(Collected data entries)
---+---

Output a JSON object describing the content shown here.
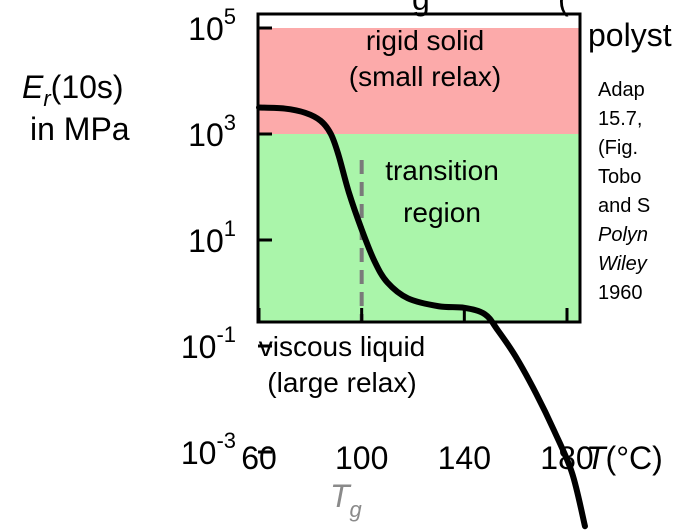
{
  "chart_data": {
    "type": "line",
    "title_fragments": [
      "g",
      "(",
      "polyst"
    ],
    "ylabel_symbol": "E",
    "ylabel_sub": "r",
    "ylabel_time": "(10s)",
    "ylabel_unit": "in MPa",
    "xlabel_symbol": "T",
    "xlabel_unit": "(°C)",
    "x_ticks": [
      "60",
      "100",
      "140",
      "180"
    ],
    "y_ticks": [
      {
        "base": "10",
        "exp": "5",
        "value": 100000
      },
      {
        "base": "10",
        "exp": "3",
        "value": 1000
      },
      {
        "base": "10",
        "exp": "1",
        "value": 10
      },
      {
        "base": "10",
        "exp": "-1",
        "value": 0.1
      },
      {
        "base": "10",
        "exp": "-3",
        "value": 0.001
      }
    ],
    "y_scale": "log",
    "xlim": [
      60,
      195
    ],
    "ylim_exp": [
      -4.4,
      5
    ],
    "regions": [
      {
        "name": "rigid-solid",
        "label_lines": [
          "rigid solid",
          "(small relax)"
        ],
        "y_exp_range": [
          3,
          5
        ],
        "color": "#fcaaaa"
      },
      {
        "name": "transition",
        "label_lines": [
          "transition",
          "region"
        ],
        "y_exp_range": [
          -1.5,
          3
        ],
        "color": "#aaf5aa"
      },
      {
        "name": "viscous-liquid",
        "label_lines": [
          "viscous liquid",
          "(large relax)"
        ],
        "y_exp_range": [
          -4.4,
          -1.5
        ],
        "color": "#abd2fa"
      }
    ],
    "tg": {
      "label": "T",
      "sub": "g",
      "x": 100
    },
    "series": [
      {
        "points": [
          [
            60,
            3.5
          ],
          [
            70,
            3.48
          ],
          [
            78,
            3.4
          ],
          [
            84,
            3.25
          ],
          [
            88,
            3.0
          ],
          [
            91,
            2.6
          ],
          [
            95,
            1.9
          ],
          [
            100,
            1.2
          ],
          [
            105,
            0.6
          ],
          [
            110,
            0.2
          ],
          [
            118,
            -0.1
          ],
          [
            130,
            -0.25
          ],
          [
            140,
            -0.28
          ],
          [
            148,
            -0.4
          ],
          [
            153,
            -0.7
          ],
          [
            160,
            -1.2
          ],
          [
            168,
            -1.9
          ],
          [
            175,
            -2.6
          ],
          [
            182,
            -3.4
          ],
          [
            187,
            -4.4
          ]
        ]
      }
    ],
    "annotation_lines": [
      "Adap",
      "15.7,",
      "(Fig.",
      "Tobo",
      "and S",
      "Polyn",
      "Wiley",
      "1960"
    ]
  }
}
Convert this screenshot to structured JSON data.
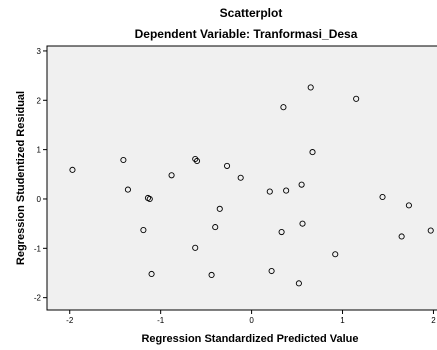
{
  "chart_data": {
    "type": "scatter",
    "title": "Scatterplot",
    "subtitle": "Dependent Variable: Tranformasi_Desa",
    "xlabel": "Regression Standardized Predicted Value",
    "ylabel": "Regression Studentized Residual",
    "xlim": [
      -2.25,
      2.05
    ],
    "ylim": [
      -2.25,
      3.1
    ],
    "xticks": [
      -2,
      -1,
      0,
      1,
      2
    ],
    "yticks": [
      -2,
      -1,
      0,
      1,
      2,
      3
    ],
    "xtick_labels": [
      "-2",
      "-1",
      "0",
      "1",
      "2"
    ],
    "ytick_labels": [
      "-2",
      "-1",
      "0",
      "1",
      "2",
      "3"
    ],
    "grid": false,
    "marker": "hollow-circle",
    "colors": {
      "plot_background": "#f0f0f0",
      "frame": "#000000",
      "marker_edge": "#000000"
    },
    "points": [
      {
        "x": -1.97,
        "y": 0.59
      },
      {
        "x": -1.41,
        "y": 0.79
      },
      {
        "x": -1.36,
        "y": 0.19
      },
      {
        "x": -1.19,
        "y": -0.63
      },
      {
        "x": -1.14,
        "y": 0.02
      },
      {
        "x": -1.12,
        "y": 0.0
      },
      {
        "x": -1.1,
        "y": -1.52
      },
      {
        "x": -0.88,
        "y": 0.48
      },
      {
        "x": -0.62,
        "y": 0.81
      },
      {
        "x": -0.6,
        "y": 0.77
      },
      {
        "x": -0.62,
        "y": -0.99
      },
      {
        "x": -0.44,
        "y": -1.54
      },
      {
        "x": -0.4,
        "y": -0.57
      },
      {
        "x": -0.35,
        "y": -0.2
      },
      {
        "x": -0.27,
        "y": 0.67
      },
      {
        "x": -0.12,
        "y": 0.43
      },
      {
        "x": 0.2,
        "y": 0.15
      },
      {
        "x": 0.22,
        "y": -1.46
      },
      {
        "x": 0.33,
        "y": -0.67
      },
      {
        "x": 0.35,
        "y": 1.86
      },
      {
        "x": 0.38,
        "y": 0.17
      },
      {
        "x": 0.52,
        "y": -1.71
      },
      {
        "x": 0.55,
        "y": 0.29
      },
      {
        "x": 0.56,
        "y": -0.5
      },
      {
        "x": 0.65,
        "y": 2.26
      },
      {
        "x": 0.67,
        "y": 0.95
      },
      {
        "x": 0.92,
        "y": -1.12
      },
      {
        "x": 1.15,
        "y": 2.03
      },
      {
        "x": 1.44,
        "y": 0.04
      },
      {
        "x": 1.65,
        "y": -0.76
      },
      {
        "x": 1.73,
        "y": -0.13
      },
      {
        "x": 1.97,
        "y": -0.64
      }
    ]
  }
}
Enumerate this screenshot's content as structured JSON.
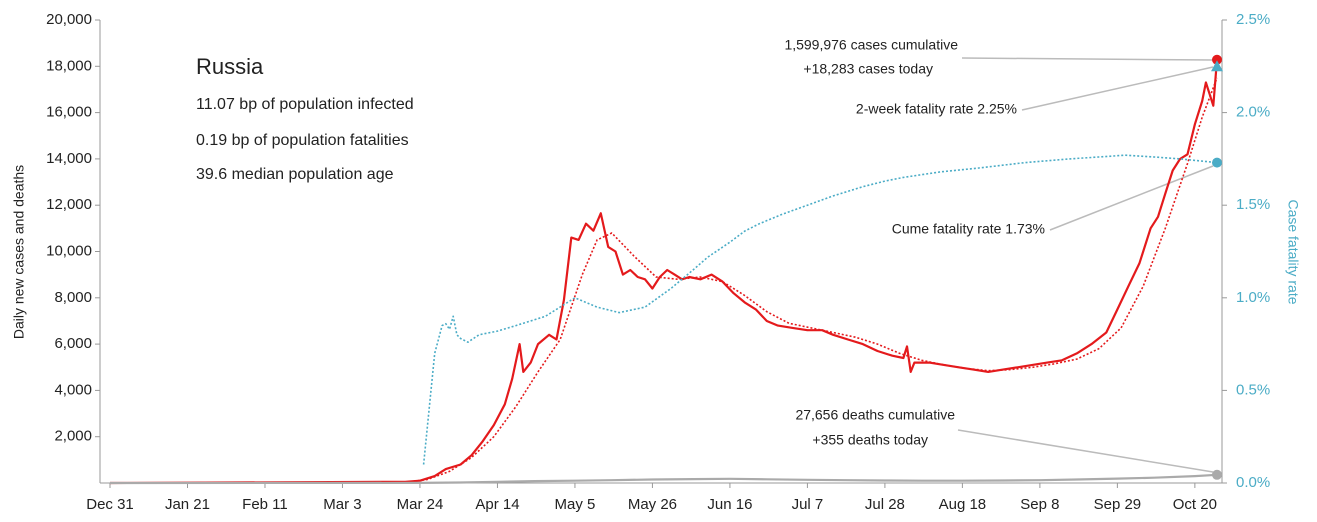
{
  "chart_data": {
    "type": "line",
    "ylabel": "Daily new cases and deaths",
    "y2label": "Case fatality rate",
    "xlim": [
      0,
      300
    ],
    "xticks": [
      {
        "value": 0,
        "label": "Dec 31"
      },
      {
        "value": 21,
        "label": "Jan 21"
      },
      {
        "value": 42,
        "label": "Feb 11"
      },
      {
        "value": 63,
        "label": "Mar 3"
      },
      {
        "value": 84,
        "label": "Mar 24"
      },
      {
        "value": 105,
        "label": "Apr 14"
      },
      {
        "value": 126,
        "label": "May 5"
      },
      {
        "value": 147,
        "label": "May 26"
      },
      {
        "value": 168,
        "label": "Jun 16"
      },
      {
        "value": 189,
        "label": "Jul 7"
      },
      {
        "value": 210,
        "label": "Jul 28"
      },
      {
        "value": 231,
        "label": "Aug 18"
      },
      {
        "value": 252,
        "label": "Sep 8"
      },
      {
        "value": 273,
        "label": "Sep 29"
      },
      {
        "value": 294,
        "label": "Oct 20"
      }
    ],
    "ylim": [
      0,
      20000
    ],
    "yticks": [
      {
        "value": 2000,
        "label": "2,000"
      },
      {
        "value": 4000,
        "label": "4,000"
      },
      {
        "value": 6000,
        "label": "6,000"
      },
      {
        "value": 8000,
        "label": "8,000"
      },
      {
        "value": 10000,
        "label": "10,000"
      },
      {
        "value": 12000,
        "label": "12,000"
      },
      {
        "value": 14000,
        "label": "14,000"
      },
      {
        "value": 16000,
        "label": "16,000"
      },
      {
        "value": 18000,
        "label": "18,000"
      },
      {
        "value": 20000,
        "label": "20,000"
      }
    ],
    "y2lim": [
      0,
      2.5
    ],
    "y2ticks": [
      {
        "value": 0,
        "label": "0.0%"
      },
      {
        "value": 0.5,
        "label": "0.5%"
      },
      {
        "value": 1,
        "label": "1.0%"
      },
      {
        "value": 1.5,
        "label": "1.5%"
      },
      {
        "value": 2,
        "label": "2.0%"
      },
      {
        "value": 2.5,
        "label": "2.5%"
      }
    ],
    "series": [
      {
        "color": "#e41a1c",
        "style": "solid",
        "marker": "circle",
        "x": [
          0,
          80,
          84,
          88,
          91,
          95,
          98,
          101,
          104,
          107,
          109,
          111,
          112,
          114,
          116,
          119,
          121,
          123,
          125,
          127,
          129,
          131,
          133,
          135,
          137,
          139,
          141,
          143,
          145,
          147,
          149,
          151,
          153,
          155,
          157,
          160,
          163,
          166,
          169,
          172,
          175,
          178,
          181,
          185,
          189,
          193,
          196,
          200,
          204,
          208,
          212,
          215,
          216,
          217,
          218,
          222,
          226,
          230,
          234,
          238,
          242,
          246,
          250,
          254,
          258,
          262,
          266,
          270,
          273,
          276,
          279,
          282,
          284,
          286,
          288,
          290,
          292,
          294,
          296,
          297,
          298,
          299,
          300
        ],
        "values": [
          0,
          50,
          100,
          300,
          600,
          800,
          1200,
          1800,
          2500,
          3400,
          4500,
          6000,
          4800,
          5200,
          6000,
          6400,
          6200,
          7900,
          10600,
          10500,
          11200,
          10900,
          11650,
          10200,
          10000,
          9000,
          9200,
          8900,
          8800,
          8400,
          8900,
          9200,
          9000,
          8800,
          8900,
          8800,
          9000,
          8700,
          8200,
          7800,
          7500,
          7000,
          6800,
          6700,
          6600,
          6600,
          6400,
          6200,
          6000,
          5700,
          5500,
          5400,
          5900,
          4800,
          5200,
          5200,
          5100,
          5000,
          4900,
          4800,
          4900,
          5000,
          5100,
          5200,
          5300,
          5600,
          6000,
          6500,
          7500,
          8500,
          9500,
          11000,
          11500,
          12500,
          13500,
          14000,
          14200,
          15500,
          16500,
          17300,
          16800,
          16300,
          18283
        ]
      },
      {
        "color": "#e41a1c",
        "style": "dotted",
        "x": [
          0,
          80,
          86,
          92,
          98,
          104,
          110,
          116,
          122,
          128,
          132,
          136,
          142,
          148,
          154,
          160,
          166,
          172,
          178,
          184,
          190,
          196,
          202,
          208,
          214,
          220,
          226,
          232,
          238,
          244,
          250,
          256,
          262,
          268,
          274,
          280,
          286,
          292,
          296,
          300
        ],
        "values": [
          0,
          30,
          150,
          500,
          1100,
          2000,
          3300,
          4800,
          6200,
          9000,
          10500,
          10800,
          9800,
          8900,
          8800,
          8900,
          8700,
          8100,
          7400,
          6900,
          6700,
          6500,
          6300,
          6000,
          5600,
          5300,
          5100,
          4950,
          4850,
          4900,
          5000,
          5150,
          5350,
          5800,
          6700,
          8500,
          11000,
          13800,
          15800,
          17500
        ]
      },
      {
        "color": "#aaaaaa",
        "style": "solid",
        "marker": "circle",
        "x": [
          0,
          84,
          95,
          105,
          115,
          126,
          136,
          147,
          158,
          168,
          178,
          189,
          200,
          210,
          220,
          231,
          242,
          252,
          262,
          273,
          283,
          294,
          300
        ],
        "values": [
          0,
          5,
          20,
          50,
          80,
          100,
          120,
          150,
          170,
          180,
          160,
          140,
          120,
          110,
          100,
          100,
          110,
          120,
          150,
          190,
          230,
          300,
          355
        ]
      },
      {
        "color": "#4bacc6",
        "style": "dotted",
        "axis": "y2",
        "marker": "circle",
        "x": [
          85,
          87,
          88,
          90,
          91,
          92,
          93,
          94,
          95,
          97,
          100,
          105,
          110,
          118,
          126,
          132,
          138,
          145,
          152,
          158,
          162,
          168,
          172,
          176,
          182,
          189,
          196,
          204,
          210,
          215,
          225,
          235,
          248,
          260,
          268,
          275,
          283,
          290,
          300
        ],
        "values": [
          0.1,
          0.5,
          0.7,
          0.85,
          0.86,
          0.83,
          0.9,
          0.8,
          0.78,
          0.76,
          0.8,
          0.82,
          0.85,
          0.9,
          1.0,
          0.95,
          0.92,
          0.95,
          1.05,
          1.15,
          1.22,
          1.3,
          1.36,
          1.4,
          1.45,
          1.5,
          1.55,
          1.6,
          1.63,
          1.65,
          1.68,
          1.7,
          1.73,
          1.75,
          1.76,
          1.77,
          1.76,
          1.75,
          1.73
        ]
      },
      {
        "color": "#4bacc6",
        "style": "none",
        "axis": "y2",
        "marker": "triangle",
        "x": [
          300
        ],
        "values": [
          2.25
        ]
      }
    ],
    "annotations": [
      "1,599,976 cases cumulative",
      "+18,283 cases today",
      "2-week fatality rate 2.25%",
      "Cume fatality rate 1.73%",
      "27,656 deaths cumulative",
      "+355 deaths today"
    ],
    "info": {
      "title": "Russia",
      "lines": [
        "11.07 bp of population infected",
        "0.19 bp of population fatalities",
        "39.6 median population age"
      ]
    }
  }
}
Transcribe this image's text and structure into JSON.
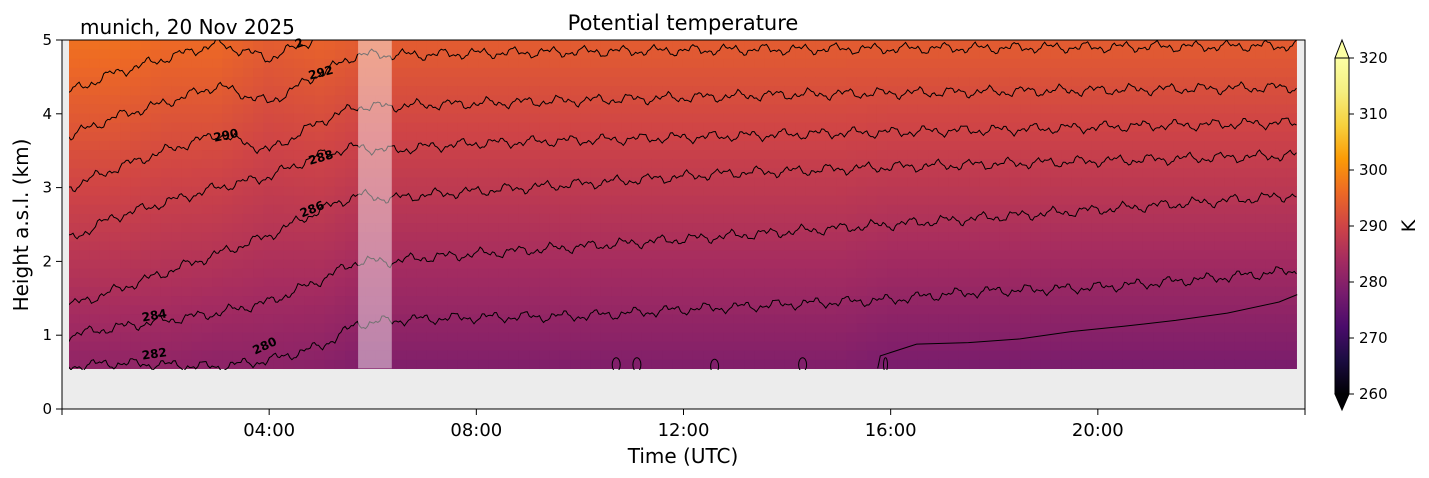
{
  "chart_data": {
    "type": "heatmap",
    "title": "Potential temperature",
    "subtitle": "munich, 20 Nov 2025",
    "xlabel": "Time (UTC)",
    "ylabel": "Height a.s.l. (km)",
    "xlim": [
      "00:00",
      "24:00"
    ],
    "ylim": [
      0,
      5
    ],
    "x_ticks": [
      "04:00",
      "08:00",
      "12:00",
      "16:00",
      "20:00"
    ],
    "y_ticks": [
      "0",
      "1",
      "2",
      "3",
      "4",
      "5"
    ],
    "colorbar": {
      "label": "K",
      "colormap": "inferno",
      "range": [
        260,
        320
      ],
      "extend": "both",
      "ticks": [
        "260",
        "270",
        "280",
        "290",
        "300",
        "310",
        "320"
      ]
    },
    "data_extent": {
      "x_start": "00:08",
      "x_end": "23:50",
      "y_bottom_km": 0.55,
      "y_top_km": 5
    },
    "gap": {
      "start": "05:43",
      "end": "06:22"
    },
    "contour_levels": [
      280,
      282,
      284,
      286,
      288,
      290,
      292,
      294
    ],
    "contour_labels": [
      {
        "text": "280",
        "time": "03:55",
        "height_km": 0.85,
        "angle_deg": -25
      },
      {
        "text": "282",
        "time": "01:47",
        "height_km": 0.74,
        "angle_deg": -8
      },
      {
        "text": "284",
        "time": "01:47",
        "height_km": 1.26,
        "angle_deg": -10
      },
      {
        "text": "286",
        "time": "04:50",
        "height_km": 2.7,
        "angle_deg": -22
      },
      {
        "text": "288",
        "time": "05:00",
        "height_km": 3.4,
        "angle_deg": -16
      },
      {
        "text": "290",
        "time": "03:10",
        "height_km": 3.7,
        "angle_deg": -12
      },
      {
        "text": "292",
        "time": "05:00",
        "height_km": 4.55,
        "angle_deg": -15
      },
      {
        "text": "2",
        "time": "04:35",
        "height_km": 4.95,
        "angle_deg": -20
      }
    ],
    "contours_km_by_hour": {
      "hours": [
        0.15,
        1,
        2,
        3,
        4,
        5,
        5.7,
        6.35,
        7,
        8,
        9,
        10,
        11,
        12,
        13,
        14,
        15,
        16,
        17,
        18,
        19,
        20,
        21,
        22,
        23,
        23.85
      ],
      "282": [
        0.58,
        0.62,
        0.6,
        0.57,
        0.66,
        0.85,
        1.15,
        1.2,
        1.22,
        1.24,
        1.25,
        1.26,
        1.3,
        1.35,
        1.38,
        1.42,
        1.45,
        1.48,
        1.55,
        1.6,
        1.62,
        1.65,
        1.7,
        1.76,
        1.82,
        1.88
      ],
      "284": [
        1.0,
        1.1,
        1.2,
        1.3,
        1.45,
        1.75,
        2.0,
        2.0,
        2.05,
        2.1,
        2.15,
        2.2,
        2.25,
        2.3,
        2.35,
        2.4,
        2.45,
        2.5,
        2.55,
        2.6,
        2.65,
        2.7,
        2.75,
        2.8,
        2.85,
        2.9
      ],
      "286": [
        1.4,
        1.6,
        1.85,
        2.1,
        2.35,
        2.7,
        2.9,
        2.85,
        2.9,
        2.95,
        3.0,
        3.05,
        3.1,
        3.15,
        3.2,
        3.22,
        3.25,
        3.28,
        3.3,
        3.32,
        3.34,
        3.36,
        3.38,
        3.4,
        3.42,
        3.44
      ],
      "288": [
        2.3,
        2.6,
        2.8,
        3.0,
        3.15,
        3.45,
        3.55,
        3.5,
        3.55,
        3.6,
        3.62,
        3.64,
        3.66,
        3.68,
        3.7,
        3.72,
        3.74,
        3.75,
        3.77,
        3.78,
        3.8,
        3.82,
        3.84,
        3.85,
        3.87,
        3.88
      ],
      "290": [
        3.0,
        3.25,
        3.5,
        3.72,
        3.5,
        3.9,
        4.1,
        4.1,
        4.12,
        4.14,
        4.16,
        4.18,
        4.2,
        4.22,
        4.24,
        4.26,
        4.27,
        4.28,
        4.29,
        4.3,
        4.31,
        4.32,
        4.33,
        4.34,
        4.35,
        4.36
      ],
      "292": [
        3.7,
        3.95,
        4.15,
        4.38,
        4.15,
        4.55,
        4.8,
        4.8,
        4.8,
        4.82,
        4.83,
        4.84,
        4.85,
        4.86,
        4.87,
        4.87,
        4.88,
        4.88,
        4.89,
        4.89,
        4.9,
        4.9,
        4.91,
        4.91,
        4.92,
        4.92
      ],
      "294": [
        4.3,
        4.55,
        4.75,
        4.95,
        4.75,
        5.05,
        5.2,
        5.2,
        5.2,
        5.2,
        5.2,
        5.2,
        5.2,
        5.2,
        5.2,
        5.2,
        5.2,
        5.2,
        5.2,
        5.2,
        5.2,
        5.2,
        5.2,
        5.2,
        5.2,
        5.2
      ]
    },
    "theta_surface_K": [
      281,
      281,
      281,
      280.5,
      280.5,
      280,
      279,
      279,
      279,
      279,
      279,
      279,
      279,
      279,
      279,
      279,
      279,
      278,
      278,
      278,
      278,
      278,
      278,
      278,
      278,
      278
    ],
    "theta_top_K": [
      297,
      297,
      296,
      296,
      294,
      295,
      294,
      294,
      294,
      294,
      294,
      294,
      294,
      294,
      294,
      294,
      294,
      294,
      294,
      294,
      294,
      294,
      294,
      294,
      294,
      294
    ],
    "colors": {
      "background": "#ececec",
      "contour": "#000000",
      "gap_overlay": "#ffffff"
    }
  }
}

---+---

**GIVEN EXERCISE**
Find every line of the data that holds the string "liquid", then say how many there are and nothing else.

**EXPECTED ANSWER**
2